WHAT TO DO
Omit all images. Transcribe the rest of the material below exactly.

[Stored entries]
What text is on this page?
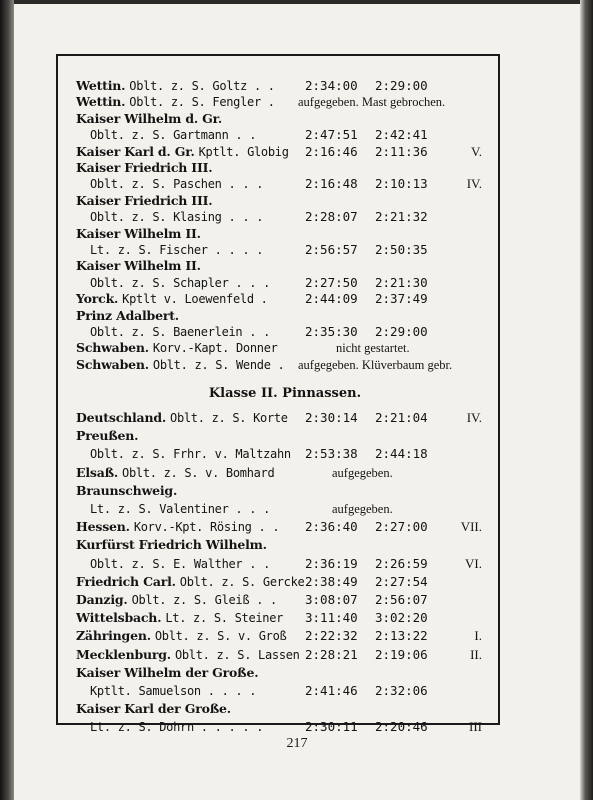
Wettin. Oblt. z. S. Goltz . . 2:34:00 2:29:00
Wettin. Oblt. z. S. Fengler . aufgegeben. Mast gebrochen.
Kaiser Wilhelm d. Gr.
Oblt. z. S. Gartmann . .	2:47:51 2:42:41
Kaiser Karl d. Gr. Kptlt. Globig 2:16:46 2:11:36	V.
Kaiser Friedrich III.
Oblt. z. S. Paschen . . .	2:16:48 2:10:13	IV.
Kaiser Friedrich III.
Oblt. z. S. Klasing . . .	2:28:07 2:21:32
Kaiser Wilhelm II.
Lt. z. S. Fischer . . . .	2:56:57 2:50:35
Kaiser Wilhelm II.
Oblt. z. S. Schapler . . .	2:27:50 2:21:30
Yorck. Kptlt v. Loewenfeld .	2:44:09 2:37:49
Prinz Adalbert.
Oblt. z. S. Baenerlein . .	2:35:30 2:29:00
Schwaben. Korv.-Kapt. Donner	nicht gestartet.
Schwaben. Oblt. z. S. Wende . aufgegeben. Klüverbaum gebr.
Klasse II. Pinnassen.
Deutschland. Oblt. z. S. Korte 2:30:14 2:21:04	IV.
Preußen.
Oblt. z. S. Frhr. v. Maltzahn 2:53:38 2:44:18
Elsaß. Oblt. z. S. v. Bomhard	aufgegeben.
Braunschweig.
Lt. z. S. Valentiner . . .	aufgegeben.
Hessen. Korv.-Kpt. Rösing . . 2:36:40 2:27:00	VII.
Kurfürst Friedrich Wilhelm.
Oblt. z. S. E. Walther . .	2:36:19 2:26:59	VI.
Friedrich Carl. Oblt. z. S. Gercke 2:38:49 2:27:54
Danzig. Oblt. z. S. Gleiß . . 3:08:07 2:56:07
Wittelsbach. Lt. z. S. Steiner 3:11:40 3:02:20
Zähringen. Oblt. z. S. v. Groß 2:22:32 2:13:22	I.
Mecklenburg. Oblt. z. S. Lassen 2:28:21 2:19:06	II.
Kaiser Wilhelm der Große.
Kptlt. Samuelson . . . .	2:41:46 2:32:06
Kaiser Karl der Große.
Lt. z. S. Dohrn . . . . .	2:30:11 2:20:46	III
217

THE RESULT
What text is on this page?
Wettin. Oblt. z. S. Goltz . . 2:34:00 2:29:00
Wettin. Oblt. z. S. Fengler . aufgegeben. Mast gebrochen.
Kaiser Wilhelm d. Gr.
Oblt. z. S. Gartmann . .	2:47:51 2:42:41
Kaiser Karl d. Gr. Kptlt. Globig 2:16:46 2:11:36	V.
Kaiser Friedrich III.
Oblt. z. S. Paschen . . .	2:16:48 2:10:13	IV.
Kaiser Friedrich III.
Oblt. z. S. Klasing . . .	2:28:07 2:21:32
Kaiser Wilhelm II.
Lt. z. S. Fischer . . . .	2:56:57 2:50:35
Kaiser Wilhelm II.
Oblt. z. S. Schapler . . .	2:27:50 2:21:30
Yorck. Kptlt v. Loewenfeld .	2:44:09 2:37:49
Prinz Adalbert.
Oblt. z. S. Baenerlein . .	2:35:30 2:29:00
Schwaben. Korv.-Kapt. Donner	nicht gestartet.
Schwaben. Oblt. z. S. Wende . aufgegeben. Klüverbaum gebr.
Klasse II. Pinnassen.
Deutschland. Oblt. z. S. Korte 2:30:14 2:21:04	IV.
Preußen.
Oblt. z. S. Frhr. v. Maltzahn 2:53:38 2:44:18
Elsaß. Oblt. z. S. v. Bomhard	aufgegeben.
Braunschweig.
Lt. z. S. Valentiner . . .	aufgegeben.
Hessen. Korv.-Kpt. Rösing . . 2:36:40 2:27:00	VII.
Kurfürst Friedrich Wilhelm.
Oblt. z. S. E. Walther . .	2:36:19 2:26:59	VI.
Friedrich Carl. Oblt. z. S. Gercke 2:38:49 2:27:54
Danzig. Oblt. z. S. Gleiß . . 3:08:07 2:56:07
Wittelsbach. Lt. z. S. Steiner 3:11:40 3:02:20
Zähringen. Oblt. z. S. v. Groß 2:22:32 2:13:22	I.
Mecklenburg. Oblt. z. S. Lassen 2:28:21 2:19:06	II.
Kaiser Wilhelm der Große.
Kptlt. Samuelson . . . .	2:41:46 2:32:06
Kaiser Karl der Große.
Lt. z. S. Dohrn . . . . .	2:30:11 2:20:46	III
217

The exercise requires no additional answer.